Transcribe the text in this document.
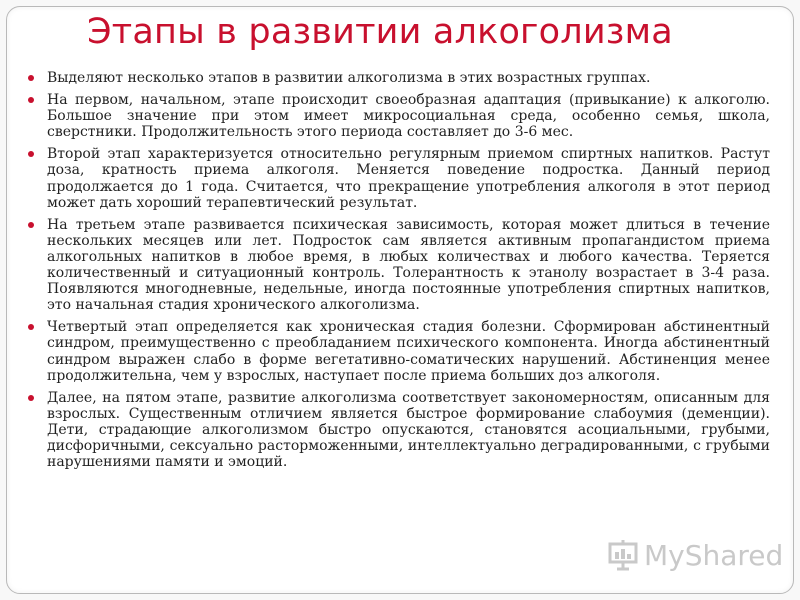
Этапы в развитии алкоголизма
Выделяют несколько этапов в развитии алкоголизма в этих возрастных группах.
На первом, начальном, этапе происходит своеобразная адаптация (привыкание) к алкоголю. Большое значение при этом имеет микросоциальная среда, особенно семья, школа, сверстники. Продолжительность этого периода составляет до 3-6 мес.
Второй этап характеризуется относительно регулярным приемом спиртных напитков. Растут доза, кратность приема алкоголя. Меняется поведение подростка. Данный период продолжается до 1 года. Считается, что прекращение употребления алкоголя в этот период может дать хороший терапевтический результат.
На третьем этапе развивается психическая зависимость, которая может длиться в течение нескольких месяцев или лет. Подросток сам является активным пропагандистом приема алкогольных напитков в любое время, в любых количествах и любого качества. Теряется количественный и ситуационный контроль. Толерантность к этанолу возрастает в 3-4 раза. Появляются многодневные, недельные, иногда постоянные употребления спиртных напитков, это начальная стадия хронического алкоголизма.
Четвертый этап определяется как хроническая стадия болезни. Сформирован абстинентный синдром, преимущественно с преобладанием психического компонента. Иногда абстинентный синдром выражен слабо в форме вегетативно-соматических нарушений. Абстиненция менее продолжительна, чем у взрослых, наступает после приема больших доз алкоголя.
Далее, на пятом этапе, развитие алкоголизма соответствует закономерностям, описанным для взрослых. Существенным отличием является быстрое формирование слабоумия (деменции). Дети, страдающие алкоголизмом быстро опускаются, становятся асоциальными, грубыми, дисфоричными, сексуально расторможенными, интеллектуально деградированными, с грубыми нарушениями памяти и эмоций.
MyShared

--------------------

> [PROBLEM DESCRIPTION]:
State the number of lines in these entries that include the string "алкоголя". Provide nothing beyond that number.

> [COMPLETE RESPONSE]:
2